TASK STATEMENT: In the records below, find each line with the word "text" and copy it.

MATERIALS PROVIDED:
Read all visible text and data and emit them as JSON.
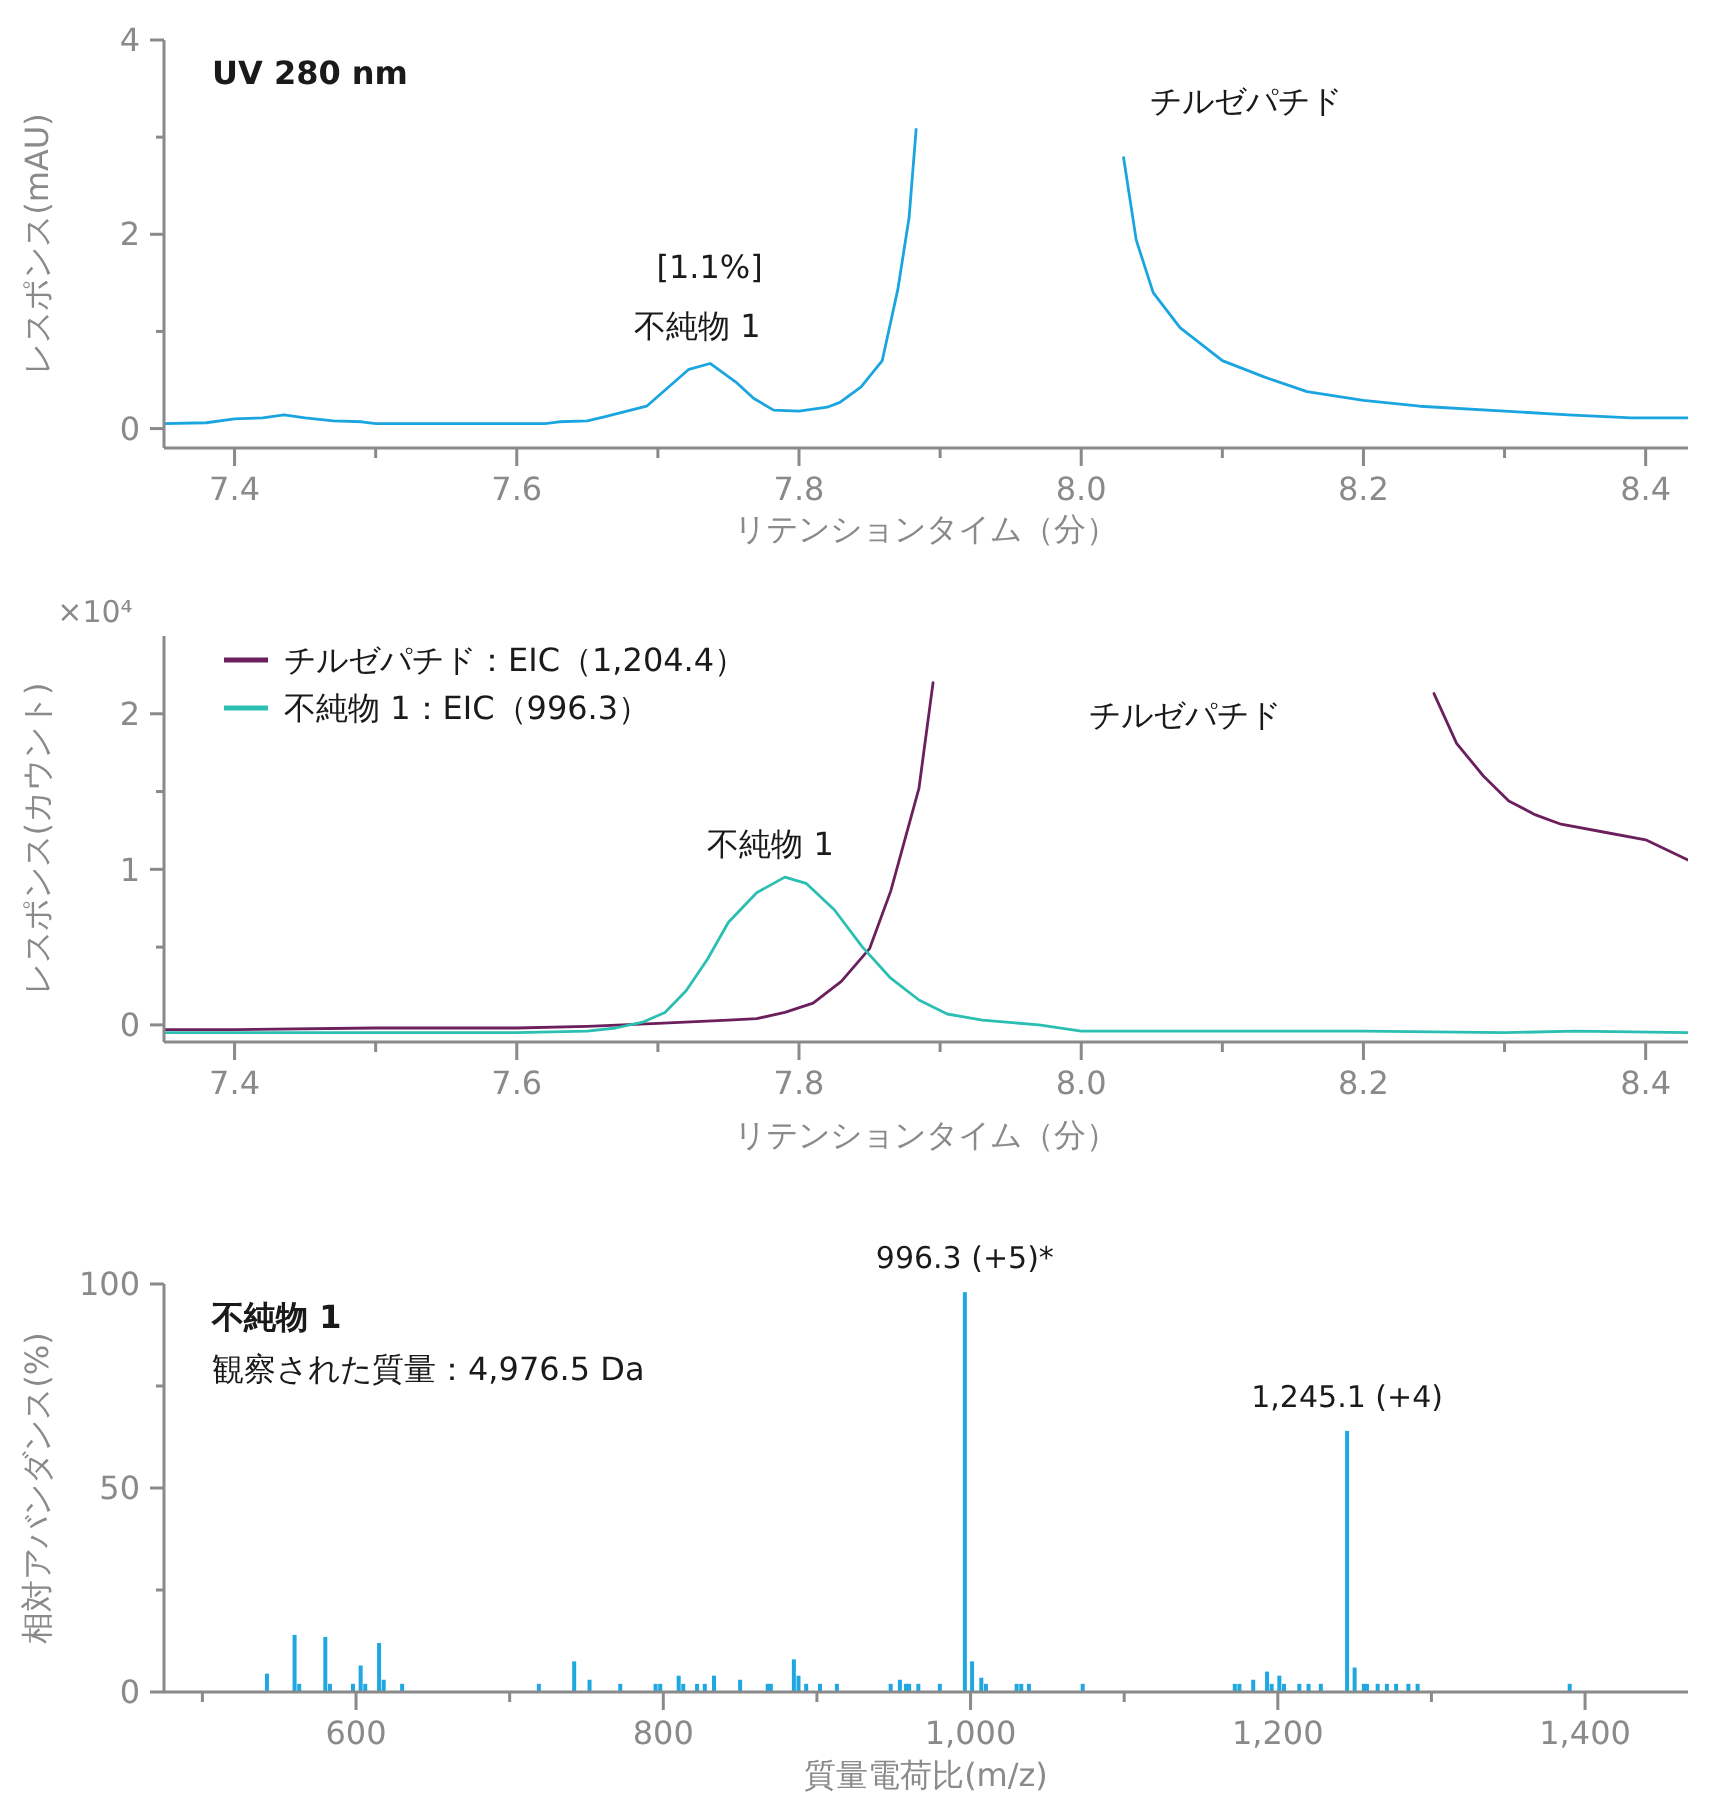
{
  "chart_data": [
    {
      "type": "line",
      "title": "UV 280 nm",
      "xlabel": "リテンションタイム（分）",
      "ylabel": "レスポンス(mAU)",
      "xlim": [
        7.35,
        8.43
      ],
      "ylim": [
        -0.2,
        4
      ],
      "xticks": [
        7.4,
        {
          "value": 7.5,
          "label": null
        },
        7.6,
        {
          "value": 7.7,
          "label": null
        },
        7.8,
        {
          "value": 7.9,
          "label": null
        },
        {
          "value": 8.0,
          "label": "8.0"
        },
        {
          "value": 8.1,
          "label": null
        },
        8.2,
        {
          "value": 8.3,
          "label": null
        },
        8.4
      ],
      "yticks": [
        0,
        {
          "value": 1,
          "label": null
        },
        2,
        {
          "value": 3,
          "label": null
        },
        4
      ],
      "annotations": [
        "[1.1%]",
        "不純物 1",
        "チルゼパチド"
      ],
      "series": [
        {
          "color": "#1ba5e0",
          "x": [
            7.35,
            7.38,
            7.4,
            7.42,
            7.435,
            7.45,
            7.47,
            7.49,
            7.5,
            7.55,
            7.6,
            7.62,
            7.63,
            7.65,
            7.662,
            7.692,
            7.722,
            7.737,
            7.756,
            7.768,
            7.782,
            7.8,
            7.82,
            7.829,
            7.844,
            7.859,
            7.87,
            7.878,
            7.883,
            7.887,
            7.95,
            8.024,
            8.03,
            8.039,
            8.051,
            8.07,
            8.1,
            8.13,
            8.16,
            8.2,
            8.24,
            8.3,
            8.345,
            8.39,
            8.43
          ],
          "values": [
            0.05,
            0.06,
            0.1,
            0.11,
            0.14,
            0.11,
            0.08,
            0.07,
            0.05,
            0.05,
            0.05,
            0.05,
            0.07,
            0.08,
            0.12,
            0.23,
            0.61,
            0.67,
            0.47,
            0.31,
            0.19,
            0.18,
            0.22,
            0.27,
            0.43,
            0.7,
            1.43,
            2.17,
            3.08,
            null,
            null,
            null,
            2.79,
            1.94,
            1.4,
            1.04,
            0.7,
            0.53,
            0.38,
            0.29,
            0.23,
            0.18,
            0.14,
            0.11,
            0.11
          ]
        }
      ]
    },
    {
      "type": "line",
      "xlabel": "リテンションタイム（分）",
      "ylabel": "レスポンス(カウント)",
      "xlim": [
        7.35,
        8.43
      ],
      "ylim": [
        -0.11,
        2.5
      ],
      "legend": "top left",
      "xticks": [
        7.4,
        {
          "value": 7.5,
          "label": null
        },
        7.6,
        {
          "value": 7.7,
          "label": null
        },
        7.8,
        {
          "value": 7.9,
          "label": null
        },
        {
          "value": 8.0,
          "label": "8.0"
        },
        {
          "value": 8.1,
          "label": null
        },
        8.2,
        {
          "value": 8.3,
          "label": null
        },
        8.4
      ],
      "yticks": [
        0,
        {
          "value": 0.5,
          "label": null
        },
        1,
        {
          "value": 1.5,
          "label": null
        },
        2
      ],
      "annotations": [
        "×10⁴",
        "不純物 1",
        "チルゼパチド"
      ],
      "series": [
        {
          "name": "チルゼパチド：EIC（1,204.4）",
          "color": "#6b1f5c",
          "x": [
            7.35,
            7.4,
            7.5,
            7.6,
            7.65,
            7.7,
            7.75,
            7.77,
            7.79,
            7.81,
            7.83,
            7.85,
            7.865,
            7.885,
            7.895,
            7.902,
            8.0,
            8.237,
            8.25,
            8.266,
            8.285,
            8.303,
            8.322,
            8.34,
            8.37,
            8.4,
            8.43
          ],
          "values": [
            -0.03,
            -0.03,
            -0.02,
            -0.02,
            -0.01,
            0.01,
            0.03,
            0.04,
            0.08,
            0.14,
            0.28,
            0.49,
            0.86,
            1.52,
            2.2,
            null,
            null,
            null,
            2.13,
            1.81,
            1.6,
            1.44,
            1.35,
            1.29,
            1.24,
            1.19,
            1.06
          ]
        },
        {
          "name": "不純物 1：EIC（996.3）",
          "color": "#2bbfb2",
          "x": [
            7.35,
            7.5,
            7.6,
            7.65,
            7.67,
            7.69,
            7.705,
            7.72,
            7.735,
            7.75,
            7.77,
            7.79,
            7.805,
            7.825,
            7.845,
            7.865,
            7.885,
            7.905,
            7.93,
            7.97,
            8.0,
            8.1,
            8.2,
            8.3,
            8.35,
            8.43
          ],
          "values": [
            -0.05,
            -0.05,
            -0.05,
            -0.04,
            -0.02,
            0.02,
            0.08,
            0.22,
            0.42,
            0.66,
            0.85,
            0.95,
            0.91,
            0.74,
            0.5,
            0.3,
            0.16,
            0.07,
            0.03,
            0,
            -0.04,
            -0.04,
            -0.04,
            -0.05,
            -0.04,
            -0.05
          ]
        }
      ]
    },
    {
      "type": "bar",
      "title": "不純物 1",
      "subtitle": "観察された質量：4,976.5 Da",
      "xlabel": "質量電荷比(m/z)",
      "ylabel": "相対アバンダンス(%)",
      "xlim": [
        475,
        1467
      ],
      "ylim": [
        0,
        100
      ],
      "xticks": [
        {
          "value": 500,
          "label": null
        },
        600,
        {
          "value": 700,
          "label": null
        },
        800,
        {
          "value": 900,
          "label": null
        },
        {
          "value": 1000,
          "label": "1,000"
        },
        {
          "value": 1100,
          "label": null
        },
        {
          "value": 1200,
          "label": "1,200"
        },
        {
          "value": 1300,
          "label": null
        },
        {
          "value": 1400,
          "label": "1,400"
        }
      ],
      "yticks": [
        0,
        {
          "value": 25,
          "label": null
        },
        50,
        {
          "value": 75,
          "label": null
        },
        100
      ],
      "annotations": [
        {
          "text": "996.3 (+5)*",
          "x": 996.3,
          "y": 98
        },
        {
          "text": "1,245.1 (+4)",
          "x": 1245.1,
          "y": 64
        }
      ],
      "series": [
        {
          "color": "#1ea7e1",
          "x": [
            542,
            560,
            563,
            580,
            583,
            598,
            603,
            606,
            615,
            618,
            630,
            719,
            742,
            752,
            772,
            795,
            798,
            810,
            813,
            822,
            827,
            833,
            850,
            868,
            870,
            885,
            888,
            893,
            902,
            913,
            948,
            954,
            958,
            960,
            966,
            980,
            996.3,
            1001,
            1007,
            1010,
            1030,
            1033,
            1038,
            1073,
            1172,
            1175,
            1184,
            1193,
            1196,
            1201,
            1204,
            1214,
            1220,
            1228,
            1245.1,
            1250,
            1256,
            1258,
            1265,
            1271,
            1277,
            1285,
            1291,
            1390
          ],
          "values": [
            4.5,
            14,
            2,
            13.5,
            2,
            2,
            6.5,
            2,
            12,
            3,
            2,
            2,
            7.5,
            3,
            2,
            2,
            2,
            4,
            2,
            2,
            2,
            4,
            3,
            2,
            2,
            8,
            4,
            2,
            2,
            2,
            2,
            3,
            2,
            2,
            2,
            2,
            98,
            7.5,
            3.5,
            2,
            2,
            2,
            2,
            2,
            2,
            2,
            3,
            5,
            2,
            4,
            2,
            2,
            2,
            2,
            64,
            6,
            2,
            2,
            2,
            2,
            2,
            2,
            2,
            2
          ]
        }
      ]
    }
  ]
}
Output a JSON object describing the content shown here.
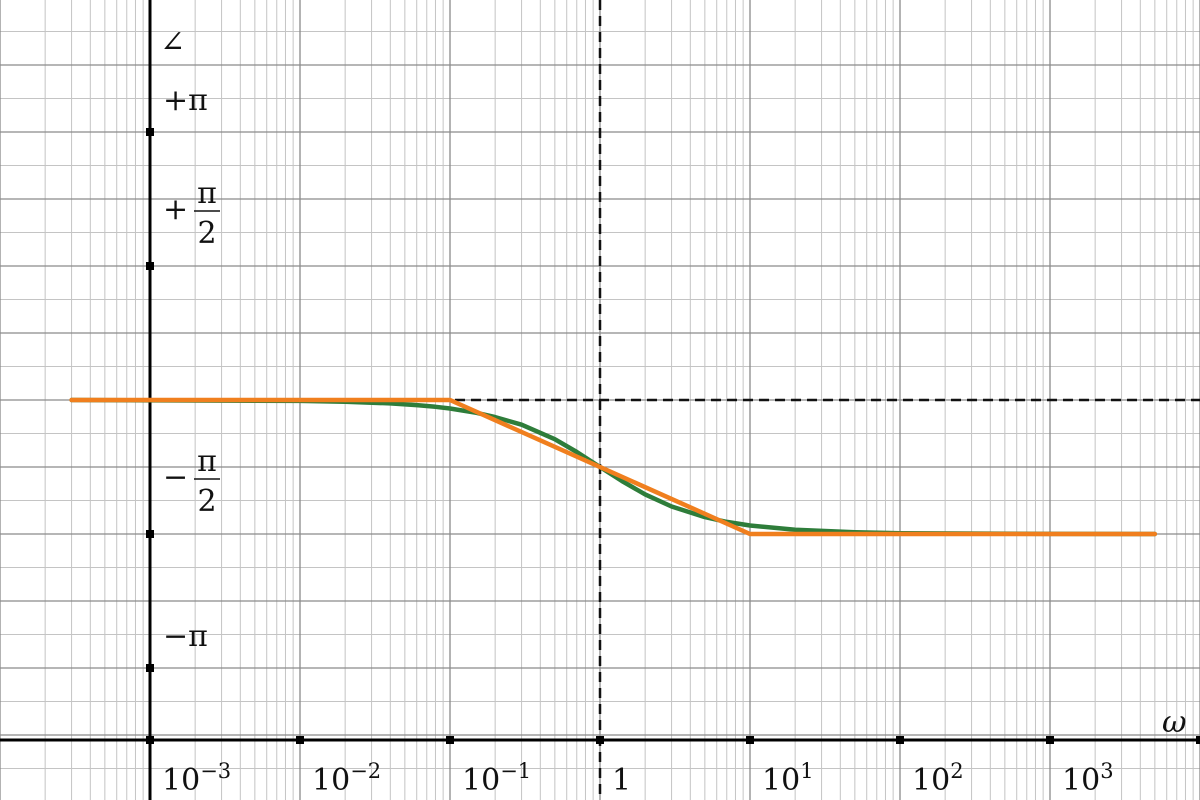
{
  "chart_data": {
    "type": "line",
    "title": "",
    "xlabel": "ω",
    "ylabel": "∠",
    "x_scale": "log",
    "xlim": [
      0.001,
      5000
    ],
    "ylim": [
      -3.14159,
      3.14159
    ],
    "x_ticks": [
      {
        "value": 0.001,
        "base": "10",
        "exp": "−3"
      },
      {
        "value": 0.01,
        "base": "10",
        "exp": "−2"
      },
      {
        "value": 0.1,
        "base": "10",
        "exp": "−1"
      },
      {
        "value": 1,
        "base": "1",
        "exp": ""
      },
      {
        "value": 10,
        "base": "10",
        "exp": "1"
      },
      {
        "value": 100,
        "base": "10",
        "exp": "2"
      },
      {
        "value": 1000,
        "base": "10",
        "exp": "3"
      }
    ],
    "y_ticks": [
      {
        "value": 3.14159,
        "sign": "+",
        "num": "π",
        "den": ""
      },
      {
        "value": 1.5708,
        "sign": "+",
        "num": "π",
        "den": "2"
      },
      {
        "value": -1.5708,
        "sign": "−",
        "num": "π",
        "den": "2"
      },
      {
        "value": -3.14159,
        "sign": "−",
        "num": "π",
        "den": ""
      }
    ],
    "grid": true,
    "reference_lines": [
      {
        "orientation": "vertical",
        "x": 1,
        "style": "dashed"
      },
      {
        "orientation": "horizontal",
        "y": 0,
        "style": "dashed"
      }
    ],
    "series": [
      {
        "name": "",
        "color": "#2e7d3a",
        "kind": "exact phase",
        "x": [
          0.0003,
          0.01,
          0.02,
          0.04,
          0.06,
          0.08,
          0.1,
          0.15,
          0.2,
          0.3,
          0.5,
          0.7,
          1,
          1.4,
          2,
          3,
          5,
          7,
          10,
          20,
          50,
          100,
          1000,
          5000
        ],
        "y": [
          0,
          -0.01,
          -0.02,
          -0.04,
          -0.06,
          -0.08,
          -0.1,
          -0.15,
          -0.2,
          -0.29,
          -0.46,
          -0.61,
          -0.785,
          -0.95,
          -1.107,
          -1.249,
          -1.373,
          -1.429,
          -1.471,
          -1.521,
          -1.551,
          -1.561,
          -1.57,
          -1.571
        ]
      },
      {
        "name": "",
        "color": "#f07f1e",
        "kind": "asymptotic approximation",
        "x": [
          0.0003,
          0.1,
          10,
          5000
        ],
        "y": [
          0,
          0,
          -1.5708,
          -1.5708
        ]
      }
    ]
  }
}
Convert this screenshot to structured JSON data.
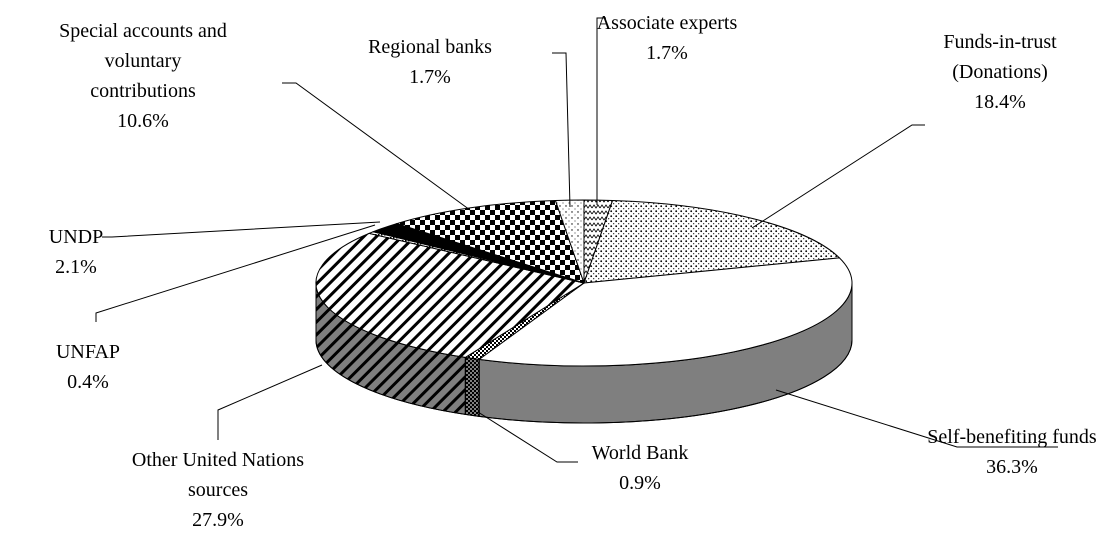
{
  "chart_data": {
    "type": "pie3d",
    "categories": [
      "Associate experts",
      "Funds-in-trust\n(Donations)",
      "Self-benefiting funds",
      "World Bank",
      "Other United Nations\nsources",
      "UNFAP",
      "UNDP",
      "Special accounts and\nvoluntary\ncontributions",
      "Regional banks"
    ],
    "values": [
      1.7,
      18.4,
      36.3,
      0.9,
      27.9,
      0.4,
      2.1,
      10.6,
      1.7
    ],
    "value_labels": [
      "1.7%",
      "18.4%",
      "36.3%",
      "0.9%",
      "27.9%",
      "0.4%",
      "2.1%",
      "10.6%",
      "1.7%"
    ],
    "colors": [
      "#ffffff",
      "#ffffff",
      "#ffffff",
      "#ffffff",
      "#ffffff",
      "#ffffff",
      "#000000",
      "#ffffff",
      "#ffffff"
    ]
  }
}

IN RESPONSE:
Read all visible text and data and emit them as JSON.
          "text": "996.3 (+5)*",
          "text": "1,245.1 (+4)",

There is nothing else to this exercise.